Note each line where "voznikovih" appears, and copy it.
== == ==
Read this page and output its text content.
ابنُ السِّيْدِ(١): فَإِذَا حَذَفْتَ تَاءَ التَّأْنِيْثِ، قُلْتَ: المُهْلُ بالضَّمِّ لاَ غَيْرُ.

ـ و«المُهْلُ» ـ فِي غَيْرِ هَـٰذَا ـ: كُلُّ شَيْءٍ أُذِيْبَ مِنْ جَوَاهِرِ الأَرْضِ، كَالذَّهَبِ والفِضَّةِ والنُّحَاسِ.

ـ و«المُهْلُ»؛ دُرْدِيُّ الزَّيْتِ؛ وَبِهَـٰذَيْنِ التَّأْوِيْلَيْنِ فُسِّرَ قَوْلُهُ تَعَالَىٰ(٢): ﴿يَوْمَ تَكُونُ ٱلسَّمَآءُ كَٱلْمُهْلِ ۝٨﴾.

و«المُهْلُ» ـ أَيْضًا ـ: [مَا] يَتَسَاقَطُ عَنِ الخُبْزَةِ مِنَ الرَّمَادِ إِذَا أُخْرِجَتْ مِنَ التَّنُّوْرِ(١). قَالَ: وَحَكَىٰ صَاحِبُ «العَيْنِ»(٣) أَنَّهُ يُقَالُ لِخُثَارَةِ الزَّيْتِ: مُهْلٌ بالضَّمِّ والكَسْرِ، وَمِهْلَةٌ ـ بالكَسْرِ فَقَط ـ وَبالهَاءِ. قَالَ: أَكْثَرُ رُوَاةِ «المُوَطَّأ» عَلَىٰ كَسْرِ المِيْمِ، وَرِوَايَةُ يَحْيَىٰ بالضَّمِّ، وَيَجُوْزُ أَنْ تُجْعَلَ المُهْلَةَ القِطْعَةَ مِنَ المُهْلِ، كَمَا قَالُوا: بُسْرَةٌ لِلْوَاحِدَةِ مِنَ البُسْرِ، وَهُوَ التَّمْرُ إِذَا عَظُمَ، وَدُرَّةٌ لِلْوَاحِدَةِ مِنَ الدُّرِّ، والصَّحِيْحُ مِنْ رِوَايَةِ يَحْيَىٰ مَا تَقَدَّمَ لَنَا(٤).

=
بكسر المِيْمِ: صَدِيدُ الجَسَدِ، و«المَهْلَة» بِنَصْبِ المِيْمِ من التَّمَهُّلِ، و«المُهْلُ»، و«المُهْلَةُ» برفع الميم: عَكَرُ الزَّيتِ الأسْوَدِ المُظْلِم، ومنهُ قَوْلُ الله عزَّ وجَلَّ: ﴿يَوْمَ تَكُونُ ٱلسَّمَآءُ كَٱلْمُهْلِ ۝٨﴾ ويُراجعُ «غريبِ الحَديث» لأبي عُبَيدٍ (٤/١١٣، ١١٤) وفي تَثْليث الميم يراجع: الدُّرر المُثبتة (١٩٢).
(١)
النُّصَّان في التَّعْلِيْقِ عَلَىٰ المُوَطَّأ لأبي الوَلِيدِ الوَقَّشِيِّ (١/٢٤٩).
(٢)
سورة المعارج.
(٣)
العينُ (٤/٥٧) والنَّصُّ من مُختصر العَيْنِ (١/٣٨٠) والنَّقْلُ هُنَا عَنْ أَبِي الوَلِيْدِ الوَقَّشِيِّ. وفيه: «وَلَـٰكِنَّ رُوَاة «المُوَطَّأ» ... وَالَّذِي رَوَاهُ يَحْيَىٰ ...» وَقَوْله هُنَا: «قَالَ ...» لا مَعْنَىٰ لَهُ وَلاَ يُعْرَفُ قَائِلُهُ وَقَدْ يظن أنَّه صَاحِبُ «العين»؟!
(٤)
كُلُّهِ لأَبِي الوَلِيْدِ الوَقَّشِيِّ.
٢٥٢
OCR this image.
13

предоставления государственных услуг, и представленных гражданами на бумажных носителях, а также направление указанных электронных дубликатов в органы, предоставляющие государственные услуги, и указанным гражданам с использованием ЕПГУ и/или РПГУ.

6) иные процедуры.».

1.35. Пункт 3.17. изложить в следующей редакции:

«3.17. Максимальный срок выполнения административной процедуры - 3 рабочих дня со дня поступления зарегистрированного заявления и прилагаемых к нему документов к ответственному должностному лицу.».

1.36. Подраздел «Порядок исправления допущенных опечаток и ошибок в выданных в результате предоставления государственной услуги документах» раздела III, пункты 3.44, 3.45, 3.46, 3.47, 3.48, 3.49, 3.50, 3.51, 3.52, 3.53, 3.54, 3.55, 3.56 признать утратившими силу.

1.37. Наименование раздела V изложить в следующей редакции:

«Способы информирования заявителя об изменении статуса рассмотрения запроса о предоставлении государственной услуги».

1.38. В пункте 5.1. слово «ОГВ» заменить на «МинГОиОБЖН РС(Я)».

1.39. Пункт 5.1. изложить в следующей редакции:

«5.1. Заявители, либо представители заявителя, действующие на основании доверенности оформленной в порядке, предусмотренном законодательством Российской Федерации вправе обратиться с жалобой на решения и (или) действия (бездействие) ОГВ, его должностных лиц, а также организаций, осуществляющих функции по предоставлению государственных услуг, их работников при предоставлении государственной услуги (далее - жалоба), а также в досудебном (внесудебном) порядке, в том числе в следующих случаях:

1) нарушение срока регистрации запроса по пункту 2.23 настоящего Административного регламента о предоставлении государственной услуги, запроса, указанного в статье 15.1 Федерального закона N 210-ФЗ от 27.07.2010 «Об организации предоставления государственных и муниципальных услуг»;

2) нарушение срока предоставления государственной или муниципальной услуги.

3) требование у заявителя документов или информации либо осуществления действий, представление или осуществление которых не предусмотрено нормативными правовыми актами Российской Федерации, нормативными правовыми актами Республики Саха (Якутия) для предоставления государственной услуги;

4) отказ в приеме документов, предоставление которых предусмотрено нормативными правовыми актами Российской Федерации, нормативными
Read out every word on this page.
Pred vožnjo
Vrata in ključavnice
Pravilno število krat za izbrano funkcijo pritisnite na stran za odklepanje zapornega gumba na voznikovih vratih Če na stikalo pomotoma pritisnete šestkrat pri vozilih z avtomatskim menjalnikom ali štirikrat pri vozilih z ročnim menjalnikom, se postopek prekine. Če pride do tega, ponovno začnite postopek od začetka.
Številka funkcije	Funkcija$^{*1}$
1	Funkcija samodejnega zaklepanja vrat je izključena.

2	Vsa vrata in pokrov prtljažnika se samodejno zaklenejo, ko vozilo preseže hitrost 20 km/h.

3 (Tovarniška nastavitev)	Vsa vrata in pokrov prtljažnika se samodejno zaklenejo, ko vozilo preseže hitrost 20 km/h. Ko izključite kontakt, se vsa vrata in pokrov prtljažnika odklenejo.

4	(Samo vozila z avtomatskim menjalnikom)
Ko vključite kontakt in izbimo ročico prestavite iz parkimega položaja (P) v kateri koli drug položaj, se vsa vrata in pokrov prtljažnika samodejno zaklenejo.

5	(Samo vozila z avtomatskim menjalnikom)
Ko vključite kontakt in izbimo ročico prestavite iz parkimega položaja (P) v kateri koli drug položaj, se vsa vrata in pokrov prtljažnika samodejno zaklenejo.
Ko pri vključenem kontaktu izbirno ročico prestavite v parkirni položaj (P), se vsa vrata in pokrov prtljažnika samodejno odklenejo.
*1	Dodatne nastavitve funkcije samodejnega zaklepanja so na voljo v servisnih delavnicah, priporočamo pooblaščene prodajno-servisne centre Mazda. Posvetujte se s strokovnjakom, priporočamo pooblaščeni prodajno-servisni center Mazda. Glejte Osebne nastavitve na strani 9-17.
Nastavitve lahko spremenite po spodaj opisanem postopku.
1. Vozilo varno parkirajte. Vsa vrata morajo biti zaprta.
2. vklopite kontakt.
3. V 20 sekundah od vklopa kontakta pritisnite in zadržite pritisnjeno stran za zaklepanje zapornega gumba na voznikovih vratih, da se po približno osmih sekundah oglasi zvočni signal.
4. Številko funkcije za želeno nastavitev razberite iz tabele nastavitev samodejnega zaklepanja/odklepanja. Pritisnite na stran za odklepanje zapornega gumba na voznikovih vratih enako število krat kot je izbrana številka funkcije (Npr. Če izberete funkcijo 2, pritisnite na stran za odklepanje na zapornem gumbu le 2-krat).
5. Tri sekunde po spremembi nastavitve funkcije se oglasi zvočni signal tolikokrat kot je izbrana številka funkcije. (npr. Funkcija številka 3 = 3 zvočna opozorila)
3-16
== == ==
*Output of the task*:
Pravilno število krat za izbrano funkcijo pritisnite na stran za odklepanje zapornega gumba na voznikovih vratih Če na stikalo pomotoma pritisnete šestkrat pri vozilih z avtomatskim menjalnikom ali štirikrat pri vozilih z ročnim menjalnikom, se postopek prekine. Če pride do tega, ponovno začnite postopek od začetka.
3. V 20 sekundah od vklopa kontakta pritisnite in zadržite pritisnjeno stran za zaklepanje zapornega gumba na voznikovih vratih, da se po približno osmih sekundah oglasi zvočni signal.
4. Številko funkcije za želeno nastavitev razberite iz tabele nastavitev samodejnega zaklepanja/odklepanja. Pritisnite na stran za odklepanje zapornega gumba na voznikovih vratih enako število krat kot je izbrana številka funkcije (Npr. Če izberete funkcijo 2, pritisnite na stran za odklepanje na zapornem gumbu le 2-krat).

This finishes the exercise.